[Collected data]
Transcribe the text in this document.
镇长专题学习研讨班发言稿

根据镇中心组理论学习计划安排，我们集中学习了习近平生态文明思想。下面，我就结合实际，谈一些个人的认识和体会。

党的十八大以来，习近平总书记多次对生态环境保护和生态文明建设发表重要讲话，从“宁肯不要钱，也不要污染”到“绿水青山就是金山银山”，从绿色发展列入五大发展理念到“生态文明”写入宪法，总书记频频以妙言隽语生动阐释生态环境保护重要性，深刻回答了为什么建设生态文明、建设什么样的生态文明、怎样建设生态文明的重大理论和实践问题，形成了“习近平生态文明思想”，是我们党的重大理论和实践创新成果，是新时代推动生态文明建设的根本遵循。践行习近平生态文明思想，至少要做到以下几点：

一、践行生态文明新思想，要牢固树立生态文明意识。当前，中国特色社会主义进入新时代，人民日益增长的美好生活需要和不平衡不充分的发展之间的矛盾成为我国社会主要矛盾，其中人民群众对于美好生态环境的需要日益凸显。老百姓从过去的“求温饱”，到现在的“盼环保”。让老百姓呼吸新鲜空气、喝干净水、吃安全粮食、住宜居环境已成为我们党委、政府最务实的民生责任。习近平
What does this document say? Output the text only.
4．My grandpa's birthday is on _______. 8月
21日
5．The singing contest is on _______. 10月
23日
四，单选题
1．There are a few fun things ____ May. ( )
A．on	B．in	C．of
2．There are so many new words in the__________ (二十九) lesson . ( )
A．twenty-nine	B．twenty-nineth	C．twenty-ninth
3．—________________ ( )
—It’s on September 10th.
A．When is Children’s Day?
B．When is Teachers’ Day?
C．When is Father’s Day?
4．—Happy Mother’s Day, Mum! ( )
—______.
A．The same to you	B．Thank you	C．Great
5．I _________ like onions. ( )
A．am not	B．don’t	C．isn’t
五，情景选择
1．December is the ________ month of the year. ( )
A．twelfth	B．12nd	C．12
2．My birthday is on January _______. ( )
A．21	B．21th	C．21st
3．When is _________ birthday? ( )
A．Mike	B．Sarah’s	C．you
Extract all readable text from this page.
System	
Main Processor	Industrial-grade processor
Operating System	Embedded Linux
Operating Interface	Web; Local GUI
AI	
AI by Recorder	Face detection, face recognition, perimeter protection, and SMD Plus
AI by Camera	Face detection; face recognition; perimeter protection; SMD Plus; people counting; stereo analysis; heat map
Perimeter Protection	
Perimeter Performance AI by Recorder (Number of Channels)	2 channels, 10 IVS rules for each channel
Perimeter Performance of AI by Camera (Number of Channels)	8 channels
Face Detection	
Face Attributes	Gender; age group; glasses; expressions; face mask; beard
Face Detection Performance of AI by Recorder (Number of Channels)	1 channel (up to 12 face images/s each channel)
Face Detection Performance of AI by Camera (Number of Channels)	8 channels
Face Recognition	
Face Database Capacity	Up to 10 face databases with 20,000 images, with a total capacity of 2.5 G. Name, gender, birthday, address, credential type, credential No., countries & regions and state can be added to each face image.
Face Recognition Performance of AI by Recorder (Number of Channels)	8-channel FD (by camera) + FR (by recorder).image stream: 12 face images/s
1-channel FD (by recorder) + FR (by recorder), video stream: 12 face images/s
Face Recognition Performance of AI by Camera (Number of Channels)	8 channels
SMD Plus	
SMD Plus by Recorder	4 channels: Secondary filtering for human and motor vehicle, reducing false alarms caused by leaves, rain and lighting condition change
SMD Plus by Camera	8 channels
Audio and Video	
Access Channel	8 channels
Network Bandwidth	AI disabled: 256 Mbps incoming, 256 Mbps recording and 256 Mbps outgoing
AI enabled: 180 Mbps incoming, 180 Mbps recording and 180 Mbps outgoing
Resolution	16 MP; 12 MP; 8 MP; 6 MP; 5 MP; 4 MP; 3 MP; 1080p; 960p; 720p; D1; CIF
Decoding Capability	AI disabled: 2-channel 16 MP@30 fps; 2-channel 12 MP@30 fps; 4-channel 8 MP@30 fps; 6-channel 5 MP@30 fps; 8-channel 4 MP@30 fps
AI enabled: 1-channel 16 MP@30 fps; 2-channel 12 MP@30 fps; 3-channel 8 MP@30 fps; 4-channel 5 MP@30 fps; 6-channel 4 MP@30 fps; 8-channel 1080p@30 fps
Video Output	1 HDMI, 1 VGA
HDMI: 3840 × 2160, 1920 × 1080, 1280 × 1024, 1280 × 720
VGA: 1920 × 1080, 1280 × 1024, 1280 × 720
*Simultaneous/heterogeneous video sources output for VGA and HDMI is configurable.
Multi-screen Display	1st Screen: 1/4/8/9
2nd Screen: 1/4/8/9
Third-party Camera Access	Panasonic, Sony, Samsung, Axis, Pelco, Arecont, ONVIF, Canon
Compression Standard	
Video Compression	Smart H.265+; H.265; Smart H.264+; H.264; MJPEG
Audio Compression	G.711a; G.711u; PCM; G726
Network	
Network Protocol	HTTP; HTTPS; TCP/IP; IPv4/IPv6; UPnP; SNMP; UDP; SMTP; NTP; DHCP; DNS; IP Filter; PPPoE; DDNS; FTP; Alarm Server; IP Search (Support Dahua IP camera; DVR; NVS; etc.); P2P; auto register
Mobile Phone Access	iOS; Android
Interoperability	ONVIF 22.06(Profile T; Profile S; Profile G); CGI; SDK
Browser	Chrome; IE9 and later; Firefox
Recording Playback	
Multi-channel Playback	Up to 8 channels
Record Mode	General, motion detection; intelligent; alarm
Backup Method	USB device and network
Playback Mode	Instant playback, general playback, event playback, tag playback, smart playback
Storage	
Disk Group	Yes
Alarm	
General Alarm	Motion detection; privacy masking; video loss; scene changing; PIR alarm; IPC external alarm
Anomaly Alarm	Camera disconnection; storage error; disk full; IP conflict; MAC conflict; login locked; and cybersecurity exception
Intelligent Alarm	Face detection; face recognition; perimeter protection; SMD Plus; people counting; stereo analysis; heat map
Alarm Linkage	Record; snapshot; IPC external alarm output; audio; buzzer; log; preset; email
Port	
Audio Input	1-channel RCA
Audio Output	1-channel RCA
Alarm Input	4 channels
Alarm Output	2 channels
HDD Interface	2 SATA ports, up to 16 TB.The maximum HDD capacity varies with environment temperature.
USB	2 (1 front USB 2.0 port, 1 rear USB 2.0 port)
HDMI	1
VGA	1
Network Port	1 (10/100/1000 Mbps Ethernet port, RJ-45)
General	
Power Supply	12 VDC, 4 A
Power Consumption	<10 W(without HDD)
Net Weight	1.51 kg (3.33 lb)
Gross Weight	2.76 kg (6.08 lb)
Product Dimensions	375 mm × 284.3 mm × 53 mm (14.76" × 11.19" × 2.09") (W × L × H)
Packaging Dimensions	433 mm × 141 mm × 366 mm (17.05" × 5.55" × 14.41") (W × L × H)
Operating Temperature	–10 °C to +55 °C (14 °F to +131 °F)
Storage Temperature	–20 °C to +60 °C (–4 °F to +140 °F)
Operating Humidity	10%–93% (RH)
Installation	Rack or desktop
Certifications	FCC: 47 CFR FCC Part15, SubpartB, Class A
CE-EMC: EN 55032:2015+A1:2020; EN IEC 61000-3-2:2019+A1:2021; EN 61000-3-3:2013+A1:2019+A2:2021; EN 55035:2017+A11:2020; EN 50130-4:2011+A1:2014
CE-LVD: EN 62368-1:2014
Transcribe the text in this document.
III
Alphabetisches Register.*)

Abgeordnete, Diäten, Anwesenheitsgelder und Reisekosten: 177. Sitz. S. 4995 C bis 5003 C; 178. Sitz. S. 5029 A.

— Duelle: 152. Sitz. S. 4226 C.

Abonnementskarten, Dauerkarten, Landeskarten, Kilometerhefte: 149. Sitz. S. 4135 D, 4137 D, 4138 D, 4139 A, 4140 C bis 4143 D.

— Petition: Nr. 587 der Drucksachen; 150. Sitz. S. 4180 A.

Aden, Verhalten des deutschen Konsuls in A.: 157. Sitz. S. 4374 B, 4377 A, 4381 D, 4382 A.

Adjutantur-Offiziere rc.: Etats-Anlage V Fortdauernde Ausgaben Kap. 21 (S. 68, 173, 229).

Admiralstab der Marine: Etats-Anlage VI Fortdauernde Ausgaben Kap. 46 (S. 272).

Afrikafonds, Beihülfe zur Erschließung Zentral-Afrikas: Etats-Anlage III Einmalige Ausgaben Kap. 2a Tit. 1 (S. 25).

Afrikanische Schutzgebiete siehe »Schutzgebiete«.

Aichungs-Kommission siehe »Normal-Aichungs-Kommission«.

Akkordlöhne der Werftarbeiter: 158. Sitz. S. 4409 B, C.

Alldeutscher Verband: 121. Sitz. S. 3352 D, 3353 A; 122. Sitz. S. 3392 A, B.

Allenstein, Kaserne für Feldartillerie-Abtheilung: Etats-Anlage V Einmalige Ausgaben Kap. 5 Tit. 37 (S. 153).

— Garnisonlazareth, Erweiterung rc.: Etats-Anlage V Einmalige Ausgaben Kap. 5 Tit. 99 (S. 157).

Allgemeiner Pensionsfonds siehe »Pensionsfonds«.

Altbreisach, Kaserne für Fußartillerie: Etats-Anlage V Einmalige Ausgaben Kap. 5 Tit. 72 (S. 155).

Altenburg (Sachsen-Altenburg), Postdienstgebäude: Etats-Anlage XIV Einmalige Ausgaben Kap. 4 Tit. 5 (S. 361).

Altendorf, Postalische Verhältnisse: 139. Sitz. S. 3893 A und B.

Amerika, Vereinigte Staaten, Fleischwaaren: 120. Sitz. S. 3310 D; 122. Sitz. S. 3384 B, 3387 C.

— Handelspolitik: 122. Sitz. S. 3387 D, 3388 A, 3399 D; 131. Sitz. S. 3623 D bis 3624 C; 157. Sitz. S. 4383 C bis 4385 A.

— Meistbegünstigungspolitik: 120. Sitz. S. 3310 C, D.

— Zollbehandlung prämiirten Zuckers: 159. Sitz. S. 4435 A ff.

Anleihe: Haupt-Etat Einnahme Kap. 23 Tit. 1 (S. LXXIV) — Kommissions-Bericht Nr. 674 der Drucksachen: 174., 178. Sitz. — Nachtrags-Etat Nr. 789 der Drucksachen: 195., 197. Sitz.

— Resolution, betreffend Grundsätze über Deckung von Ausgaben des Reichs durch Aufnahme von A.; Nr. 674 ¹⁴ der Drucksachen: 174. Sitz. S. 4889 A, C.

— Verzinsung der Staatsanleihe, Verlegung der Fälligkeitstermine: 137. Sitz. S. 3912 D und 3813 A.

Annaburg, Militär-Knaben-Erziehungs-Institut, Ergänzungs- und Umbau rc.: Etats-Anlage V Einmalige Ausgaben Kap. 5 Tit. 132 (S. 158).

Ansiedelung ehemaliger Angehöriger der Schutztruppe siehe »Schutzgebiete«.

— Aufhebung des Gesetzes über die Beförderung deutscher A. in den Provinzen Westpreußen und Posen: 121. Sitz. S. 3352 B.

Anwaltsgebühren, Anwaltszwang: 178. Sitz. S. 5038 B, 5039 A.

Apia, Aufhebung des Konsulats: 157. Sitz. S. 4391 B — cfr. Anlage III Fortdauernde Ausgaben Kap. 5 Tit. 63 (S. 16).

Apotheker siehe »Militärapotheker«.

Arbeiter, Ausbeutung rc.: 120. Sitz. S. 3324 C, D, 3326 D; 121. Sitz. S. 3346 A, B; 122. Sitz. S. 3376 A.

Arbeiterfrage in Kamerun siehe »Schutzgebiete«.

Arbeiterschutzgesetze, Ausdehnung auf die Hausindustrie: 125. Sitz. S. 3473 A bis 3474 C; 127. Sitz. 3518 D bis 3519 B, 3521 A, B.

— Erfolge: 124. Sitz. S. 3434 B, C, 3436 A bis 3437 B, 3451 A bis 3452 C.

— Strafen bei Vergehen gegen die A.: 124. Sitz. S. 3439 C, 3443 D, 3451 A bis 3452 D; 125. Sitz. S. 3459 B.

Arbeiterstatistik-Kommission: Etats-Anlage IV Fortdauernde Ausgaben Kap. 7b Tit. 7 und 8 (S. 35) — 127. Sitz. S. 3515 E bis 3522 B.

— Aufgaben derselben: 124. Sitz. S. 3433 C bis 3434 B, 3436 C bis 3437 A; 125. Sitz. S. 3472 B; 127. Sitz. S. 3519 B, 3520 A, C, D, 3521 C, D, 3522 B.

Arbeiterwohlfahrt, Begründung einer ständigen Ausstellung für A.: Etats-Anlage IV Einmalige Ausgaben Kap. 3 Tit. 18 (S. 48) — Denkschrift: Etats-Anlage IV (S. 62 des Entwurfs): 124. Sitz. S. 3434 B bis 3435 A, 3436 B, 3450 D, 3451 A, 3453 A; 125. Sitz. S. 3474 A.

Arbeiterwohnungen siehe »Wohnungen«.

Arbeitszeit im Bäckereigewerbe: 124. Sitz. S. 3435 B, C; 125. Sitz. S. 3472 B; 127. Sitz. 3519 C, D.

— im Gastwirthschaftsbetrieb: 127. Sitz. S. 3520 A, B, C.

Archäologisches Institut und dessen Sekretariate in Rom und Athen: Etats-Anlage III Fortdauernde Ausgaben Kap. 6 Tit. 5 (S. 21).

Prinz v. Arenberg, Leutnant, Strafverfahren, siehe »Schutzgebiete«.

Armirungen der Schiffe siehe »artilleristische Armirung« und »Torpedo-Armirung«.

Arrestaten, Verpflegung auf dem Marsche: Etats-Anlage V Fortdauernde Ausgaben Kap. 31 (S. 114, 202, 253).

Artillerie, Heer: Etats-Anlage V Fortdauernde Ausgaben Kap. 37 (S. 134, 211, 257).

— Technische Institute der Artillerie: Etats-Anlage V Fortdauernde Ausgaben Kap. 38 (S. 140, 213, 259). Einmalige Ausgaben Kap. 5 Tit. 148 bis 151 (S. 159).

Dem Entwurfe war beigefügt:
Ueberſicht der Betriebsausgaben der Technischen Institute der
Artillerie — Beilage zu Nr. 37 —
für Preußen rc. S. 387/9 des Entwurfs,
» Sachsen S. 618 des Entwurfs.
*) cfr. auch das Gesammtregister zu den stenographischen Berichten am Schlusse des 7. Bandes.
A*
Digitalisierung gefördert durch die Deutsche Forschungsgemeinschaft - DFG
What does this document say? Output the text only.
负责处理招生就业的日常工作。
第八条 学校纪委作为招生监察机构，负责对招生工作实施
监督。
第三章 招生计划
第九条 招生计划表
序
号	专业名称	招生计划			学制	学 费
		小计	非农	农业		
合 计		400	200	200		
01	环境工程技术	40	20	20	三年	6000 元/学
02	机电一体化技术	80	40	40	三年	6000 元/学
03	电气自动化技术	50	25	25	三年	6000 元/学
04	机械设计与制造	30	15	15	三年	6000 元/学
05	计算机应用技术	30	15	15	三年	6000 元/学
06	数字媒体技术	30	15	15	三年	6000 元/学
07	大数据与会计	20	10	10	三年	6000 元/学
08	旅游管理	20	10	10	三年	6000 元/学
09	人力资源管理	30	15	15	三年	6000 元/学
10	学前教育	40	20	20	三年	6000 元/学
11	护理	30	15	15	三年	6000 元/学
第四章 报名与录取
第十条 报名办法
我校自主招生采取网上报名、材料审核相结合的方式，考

## EXERCISE
What is the number of lines in this listing that contain the word "images"? Answer with that number and nothing else.

## EXERCISE SOLUTION
4